Job A:
Answer these questions using the appeals court opinion in Richter v. United States:
(i) What sum did the railroad pay the United States to satisfy the Railroad Retirement Board's lien?
(ii) How much did the appellants retain under their contingent fee arrangement?
(iii) On what date was the case argued?
Job B: Pick up the appeals court opinion in Richter v. United States after its last sentence and keep writing it in the same judicial style.

296 F.2d 509 | 3rd Cir. | 1961
B. Nathaniel RICHTER and Elwood S. Levy, Appellants
v.
UNITED STATES of America.
No. 13563.
United States Court of Appeals Third Circuit.
Argued October 2, 1961.
Decided November 16, 1961.
Marvin Garfinkel, Philadelphia, Pa. (Stephen B. Narin, Theodore R. Mann, Philadelphia, Pa., Narin, Garfinkel & Mann, Philadelphia, Pa., on the brief), for appellants.
Alan S. Rosenthal, Washington, D. C. (William H. Orrick, Jr., Asst. Atty. Gen., Walter E. Alessandroni, U. S. Atty., Philadelphia, Pa., Jerome I. Levinson, Attorneys, Department of Justice, Washington, D. C., Myles F. Gibbons, General Counsel, Railroad Retirement Board, Chicago, Ill., on the brief), for appellee.
Before GOODRICH, STALEY and SMITH, Circuit Judges.
GOODRICH, Circuit Judge.
The plaintiffs effected a settlement with a railroad in a Federal Employers' Liability Act case and paid part of the recovery to the United States under statutory provision. They now claim counsel fees against the Government on that part of the settlement paid to it. Plaintiffs lost in the court below. 190 F.Supp. 159 (1960).
The facts are undisputed. The plaintiffs, as lawyers, secured on behalf of an employee of the Pennsylvania Railroad the sum of $16,800. The railroad, in satisfaction of a lien of the Railroad Retirement Board, paid the United States $2,210. This sum represented the amount of benefits previously paid by the United States to the employee as compensation for disability arising from the accident. The remainder of the settlement was paid to the appellants who, in accordance with a contingent fee arrangement, retained $4,639.41 and turned the remainder over to the injured employee. What the appellants now want from the United States is one-third of what was paid to the Government pursuant to the provisions of the Railroad Unemployment Insurance Act.
The plaintiffs base their claim on the Tucker Act, 28 U.S.C. § 1346(a) (2). This gives a district court jurisdiction in claims against the United States founded upon an act of Congress or upon either express or implied contract with the United States.1 The argument for the appellants suggests that the district judge denied them relief on the basis that there was no implied contract with the United States within the meaning of the Tucker Act. They now say that this is not the theory of their case at all. In their words, "they depend upon the `founded upon an Act of Congress' provision of the Tucker Act jurisdictional declarations."

Data records:
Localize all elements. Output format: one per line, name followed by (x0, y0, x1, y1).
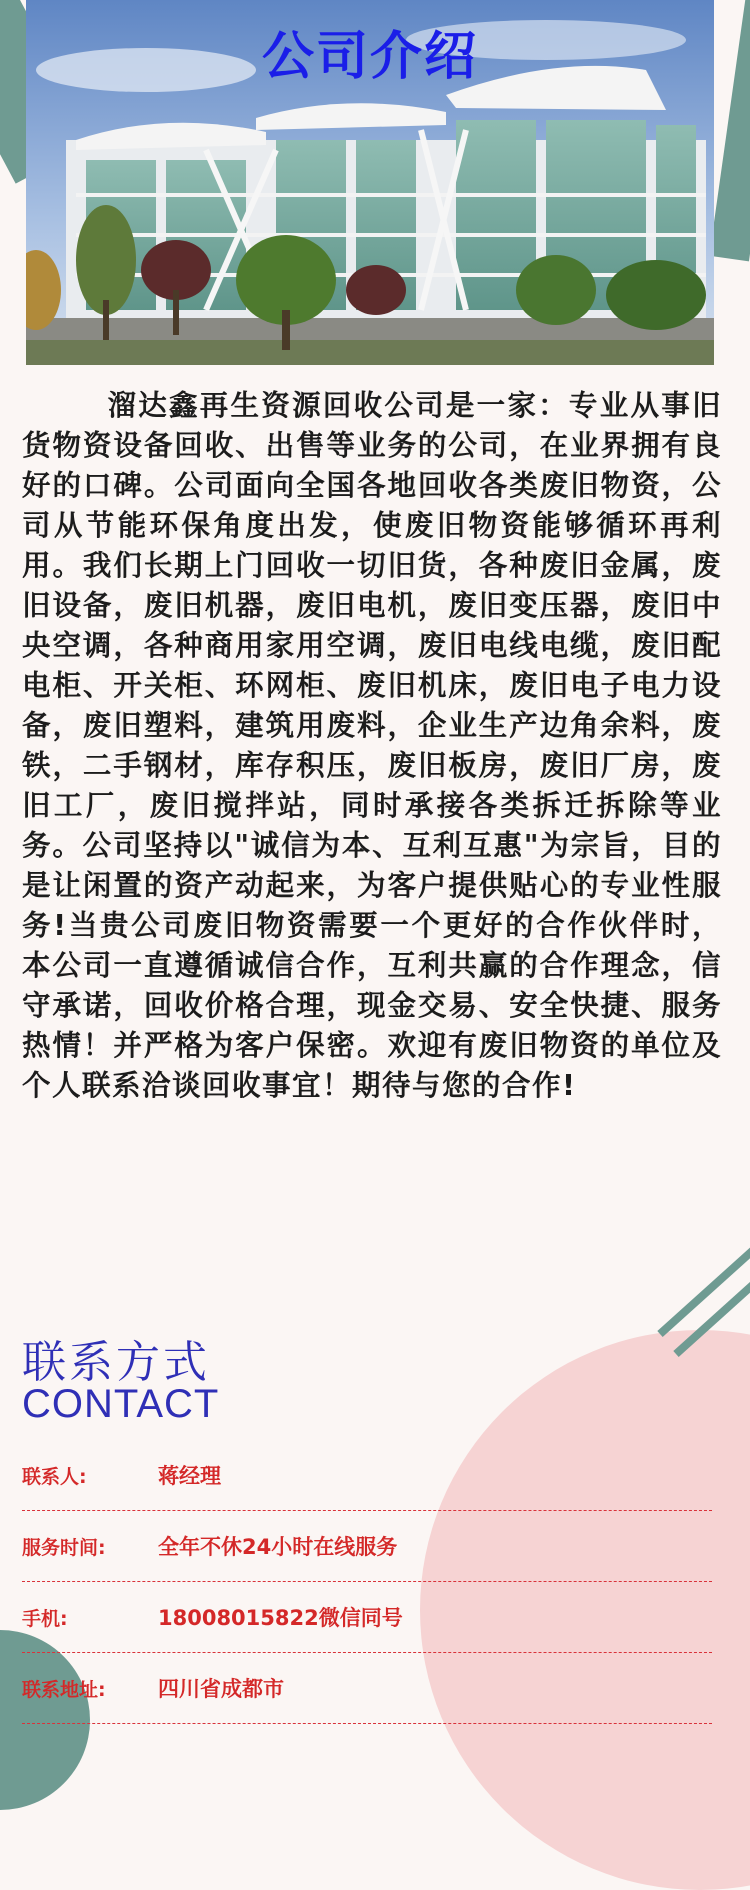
contact-label: 手机: (22, 1607, 68, 1630)
address-value: 四川省成都市 (158, 1677, 284, 1701)
contact-label: 联系人: (22, 1465, 87, 1488)
company-intro-paragraph: 溜达鑫再生资源回收公司是一家：专业从事旧货物资设备回收、出售等业务的公司，在业界拥有良好的口碑。公司面向全国各地回收各类废旧物资，公司从节能环保角度出发，使废旧物资能够循环再利用。我们长期上门回收一切旧货，各种废旧金属，废旧设备，废旧机器，废旧电机，废旧变压器，废旧中央空调，各种商用家用空调，废旧电线电缆，废旧配电柜、开关柜、环网柜、废旧机床，废旧电子电力设备，废旧塑料，建筑用废料，企业生产边角余料，废铁，二手钢材，库存积压，废旧板房，废旧厂房，废旧工厂，废旧搅拌站，同时承接各类拆迁拆除等业务。公司坚持以"诚信为本、互利互惠"为宗旨，目的是让闲置的资产动起来，为客户提供贴心的专业性服务!当贵公司废旧物资需要一个更好的合作伙伴时，本公司一直遵循诚信合作，互利共赢的合作理念，信守承诺，回收价格合理，现金交易、安全快捷、服务热情！并严格为客户保密。欢迎有废旧物资的单位及个人联系洽谈回收事宜！期待与您的合作! (22, 389, 722, 1102)
contact-row-hours (22, 1511, 712, 1582)
service-hours-value: 全年不休24小时在线服务 (158, 1535, 398, 1559)
page-title: 公司介绍 (261, 27, 478, 87)
phone-value[interactable]: 18008015822微信同号 (158, 1606, 403, 1630)
contact-list (22, 1440, 712, 1724)
contact-person-value: 蒋经理 (158, 1464, 221, 1488)
contact-row-address (22, 1653, 712, 1724)
contact-label: 服务时间: (22, 1536, 106, 1559)
decor-stripe (657, 1231, 750, 1337)
decor-teal-band-right (709, 0, 750, 261)
contact-row-phone (22, 1582, 712, 1653)
contact-row-person (22, 1440, 712, 1511)
contact-section-title: 联系方式 (22, 1337, 210, 1388)
contact-label: 联系地址: (22, 1678, 106, 1701)
contact-section-subtitle: CONTACT (22, 1382, 220, 1426)
company-building-image (26, 0, 714, 365)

Final answer A:
(i) $2,210
(ii) $4,639.41
(iii) October 2, 1961

Final answer B:
The relevant portion of the Railroad Unemployment Insurance Act provides that the Board is entitled to reimbursement from any damages paid to an employee through suit on or settlement of any liability.2
The act itself makes no provision for counsel fees for those who effect the recovery for the injured workman. Nor does the act make any statement against counsel fees. The section referred to obviously is to protect the interest of the United States.3 The plaintiffs say, however, that, even though the act does not provide for an attorney's fee, they should be allowed to recover one either under Pennsylvania law or general federal equity principles. The theory is that the attorney who, by efforts, created the fund should be entitled to reimbursement from the Government on the principle of preventing unjust enrichment. Restatement, Restitution §§ 1, 105(2).
The minute this argument is made, however, it puts the claim outside the Tucker Act altogether. The claim is then based not upon a statute of the United States, but rather on general equitable principles. There is no basis in the Tucker Act at all for the assertion of these. In spite of the multitude of citations with which we have been deluged, the point seems to us perfectly clear.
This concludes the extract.